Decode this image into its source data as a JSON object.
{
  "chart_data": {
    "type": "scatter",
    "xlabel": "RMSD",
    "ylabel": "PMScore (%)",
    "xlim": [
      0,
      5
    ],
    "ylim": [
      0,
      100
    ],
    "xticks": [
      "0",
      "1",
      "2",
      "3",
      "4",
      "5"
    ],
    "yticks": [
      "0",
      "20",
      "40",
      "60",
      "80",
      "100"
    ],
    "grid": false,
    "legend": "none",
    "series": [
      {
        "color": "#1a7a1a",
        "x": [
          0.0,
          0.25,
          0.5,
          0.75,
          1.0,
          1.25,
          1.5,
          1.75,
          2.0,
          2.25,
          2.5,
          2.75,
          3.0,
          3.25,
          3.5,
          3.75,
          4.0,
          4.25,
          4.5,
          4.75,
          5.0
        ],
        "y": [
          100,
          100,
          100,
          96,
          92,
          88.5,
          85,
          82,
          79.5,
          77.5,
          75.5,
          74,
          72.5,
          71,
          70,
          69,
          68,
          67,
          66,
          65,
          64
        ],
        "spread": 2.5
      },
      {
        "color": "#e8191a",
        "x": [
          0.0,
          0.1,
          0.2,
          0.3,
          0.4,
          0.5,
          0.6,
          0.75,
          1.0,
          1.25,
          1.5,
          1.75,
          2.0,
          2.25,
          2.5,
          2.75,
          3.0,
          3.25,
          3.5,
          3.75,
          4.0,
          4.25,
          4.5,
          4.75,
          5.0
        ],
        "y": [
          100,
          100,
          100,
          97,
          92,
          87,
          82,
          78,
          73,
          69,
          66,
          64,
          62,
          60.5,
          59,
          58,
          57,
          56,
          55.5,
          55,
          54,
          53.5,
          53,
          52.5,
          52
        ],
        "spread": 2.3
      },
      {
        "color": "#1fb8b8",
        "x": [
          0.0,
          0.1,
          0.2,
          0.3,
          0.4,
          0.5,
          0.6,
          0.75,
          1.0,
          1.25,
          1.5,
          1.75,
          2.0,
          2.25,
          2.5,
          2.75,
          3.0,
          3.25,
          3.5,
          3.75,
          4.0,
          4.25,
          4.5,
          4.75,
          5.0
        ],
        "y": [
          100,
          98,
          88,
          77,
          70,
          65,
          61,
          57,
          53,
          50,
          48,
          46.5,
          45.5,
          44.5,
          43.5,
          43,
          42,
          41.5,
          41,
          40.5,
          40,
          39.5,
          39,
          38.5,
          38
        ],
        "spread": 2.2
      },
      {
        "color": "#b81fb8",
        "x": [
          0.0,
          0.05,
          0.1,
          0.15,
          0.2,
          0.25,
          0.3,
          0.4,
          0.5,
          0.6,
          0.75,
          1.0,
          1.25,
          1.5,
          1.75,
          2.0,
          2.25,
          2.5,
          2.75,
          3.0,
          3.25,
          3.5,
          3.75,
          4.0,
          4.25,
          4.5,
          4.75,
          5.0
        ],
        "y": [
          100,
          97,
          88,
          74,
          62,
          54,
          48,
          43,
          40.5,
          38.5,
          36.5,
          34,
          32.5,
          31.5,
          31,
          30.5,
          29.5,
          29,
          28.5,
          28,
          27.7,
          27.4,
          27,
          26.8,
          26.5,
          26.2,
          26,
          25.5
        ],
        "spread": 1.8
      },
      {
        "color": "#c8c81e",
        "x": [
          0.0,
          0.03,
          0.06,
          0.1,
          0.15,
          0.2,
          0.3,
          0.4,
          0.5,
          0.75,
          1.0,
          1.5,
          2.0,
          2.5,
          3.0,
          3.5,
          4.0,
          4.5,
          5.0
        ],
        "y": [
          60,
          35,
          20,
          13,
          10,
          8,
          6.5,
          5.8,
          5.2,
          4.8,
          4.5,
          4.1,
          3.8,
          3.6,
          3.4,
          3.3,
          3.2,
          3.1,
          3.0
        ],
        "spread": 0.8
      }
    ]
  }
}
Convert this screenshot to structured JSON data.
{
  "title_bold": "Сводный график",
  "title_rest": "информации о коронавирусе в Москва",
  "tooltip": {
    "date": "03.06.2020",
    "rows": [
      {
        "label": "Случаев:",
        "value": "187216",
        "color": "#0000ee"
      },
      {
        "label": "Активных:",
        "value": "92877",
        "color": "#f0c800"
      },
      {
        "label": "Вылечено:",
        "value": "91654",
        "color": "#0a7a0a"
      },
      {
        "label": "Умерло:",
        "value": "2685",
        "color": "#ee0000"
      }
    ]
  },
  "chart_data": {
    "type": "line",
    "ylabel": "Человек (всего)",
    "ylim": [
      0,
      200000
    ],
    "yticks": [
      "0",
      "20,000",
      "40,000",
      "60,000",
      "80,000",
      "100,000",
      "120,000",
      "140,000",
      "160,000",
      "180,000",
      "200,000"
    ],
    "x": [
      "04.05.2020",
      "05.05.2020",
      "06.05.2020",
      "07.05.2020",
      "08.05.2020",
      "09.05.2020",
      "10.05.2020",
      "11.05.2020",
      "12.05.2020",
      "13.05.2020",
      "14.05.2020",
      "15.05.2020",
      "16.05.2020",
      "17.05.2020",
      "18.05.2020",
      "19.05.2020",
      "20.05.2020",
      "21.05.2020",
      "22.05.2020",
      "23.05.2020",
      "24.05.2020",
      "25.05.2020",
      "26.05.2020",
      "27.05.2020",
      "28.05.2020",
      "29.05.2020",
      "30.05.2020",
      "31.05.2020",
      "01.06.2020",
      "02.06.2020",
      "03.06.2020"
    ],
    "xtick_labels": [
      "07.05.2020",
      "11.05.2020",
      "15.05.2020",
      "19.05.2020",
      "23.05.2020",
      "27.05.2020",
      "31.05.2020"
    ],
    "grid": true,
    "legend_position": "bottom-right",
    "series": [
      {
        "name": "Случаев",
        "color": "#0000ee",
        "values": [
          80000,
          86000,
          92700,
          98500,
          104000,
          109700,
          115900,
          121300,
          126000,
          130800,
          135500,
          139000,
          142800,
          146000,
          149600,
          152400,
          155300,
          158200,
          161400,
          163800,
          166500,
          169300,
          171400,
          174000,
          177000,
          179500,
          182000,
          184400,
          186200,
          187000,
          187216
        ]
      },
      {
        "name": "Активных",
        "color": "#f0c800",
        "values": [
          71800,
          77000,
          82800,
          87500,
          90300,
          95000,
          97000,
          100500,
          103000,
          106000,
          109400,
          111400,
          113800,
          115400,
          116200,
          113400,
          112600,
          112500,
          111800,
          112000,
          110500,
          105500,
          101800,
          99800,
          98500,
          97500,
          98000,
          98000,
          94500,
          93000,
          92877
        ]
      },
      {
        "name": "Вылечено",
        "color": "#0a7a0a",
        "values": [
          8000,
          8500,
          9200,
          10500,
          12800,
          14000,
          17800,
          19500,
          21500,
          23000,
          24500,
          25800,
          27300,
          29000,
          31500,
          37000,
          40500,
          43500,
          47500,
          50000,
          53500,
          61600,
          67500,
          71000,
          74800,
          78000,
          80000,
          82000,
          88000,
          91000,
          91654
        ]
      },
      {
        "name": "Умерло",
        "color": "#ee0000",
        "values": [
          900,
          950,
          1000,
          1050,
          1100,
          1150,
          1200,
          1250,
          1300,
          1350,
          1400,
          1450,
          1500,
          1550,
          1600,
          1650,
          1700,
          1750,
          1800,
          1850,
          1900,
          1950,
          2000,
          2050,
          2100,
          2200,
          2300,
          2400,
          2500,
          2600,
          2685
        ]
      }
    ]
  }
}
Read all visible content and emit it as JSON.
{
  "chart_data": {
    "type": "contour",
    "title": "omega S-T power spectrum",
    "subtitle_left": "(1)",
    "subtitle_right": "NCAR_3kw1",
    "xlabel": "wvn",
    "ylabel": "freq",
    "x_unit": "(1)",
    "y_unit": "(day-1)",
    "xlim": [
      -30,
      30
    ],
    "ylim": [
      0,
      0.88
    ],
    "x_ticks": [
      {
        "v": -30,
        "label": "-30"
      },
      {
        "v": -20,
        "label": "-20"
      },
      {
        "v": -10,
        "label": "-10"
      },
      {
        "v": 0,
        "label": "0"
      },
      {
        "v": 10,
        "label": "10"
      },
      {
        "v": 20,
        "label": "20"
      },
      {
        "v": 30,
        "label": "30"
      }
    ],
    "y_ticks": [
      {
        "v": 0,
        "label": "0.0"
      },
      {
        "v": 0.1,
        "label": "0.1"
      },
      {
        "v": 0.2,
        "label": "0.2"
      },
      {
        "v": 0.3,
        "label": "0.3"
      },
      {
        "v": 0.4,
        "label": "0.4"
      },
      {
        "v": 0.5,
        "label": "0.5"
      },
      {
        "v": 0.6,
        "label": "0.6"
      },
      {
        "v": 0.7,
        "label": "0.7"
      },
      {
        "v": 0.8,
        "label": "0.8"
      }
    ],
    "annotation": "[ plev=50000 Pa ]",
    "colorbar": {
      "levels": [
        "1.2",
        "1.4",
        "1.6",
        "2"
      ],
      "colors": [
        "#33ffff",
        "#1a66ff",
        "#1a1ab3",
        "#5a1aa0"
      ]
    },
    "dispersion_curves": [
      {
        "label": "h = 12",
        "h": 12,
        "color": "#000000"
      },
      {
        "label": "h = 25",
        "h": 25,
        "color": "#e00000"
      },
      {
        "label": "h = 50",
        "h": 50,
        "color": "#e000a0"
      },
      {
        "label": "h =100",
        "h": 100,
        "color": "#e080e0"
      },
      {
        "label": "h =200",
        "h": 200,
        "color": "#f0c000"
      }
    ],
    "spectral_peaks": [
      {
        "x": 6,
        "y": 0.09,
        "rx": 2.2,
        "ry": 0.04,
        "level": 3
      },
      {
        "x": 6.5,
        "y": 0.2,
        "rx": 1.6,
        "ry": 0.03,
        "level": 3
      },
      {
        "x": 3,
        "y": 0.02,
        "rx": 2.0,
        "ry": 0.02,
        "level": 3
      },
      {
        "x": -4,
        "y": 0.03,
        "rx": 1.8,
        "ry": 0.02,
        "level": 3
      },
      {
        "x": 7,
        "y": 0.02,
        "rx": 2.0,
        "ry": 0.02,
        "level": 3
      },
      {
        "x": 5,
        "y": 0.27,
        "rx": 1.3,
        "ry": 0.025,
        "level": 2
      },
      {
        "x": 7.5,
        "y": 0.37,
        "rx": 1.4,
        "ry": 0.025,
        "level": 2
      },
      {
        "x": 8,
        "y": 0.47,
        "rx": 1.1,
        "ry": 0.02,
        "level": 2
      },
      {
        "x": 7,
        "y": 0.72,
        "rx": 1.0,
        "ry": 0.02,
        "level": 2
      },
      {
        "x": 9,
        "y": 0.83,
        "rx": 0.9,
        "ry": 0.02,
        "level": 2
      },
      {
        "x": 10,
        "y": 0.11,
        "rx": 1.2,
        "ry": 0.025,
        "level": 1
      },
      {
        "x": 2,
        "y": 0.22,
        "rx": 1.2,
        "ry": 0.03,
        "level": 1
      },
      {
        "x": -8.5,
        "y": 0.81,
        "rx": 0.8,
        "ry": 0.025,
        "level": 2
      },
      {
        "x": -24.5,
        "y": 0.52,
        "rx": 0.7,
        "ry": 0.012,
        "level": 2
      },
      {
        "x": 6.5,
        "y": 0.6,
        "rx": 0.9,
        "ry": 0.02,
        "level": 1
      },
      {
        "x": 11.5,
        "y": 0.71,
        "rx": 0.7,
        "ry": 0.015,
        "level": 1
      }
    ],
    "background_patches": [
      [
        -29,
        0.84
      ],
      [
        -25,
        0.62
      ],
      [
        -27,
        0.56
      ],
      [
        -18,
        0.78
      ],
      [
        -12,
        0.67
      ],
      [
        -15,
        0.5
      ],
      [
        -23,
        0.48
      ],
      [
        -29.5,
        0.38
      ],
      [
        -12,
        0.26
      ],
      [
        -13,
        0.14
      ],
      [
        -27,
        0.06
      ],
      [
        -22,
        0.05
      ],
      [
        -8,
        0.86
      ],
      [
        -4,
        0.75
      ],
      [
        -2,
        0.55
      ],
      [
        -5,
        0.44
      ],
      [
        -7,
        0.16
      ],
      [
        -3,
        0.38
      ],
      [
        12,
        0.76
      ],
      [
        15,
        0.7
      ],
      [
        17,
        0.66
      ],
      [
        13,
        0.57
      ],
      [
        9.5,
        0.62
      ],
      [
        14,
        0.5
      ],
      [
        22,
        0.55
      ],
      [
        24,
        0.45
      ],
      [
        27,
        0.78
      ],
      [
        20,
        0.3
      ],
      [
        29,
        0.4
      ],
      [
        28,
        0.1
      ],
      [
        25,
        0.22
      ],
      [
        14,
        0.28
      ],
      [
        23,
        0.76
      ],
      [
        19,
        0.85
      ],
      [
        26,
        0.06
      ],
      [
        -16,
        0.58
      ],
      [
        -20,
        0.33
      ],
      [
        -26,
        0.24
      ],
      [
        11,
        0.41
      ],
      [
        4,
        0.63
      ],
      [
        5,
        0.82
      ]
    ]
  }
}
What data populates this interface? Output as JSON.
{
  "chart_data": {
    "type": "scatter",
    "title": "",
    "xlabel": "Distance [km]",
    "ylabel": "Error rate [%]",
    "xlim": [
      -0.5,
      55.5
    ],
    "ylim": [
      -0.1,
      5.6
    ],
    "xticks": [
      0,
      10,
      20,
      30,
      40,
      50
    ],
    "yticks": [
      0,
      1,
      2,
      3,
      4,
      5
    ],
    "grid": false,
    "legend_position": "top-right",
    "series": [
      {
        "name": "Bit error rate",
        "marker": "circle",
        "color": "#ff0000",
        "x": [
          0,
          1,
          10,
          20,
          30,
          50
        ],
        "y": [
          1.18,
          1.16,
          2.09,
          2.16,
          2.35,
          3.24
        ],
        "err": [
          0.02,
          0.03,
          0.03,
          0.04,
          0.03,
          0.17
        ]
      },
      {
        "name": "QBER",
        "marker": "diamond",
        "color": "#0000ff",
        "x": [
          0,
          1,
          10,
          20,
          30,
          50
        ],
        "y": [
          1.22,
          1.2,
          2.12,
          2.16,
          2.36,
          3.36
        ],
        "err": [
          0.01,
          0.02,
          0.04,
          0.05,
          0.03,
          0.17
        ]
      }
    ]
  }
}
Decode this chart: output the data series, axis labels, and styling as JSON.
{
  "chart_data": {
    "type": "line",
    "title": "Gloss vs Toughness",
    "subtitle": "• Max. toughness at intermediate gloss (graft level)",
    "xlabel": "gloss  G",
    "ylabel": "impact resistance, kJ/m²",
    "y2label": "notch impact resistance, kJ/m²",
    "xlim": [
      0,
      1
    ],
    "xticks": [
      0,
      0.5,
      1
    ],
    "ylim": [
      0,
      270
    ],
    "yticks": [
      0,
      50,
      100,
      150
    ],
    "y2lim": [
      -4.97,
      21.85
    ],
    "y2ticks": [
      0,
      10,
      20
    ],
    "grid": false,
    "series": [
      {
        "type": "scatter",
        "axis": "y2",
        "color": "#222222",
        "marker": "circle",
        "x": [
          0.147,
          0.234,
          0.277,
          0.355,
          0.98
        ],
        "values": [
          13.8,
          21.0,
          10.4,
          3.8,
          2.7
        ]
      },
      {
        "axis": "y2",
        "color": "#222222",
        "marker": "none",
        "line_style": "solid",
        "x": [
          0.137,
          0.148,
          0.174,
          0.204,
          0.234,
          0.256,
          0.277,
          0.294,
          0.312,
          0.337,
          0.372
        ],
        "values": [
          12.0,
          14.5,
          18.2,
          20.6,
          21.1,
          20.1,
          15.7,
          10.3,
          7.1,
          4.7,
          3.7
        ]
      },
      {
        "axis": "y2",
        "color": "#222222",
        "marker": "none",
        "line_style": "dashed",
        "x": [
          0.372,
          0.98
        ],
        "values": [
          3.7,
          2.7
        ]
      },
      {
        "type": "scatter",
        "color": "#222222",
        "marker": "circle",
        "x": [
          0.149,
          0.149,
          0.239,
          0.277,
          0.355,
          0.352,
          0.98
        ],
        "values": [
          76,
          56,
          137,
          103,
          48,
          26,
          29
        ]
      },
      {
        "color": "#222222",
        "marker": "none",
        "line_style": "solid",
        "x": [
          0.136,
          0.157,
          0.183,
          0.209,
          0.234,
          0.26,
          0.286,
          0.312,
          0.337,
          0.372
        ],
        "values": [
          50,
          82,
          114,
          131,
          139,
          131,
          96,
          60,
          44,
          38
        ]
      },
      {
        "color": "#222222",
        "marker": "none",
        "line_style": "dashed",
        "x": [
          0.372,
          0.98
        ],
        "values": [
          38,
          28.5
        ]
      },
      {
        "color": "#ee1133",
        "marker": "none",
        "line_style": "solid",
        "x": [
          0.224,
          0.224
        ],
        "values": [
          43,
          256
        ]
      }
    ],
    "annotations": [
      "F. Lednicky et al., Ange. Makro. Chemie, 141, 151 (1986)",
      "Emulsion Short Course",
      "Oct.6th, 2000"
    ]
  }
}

■ ■ ■ ■

■ Objective ■
List the lines of the records where "ylabel" occurs.

■ Final result ■
    "ylabel": "PMScore (%)",
    "ylabel": "Человек (всего)",
    "ylabel": "freq",
    "ylabel": "Error rate [%]",
    "ylabel": "impact resistance, kJ/m²",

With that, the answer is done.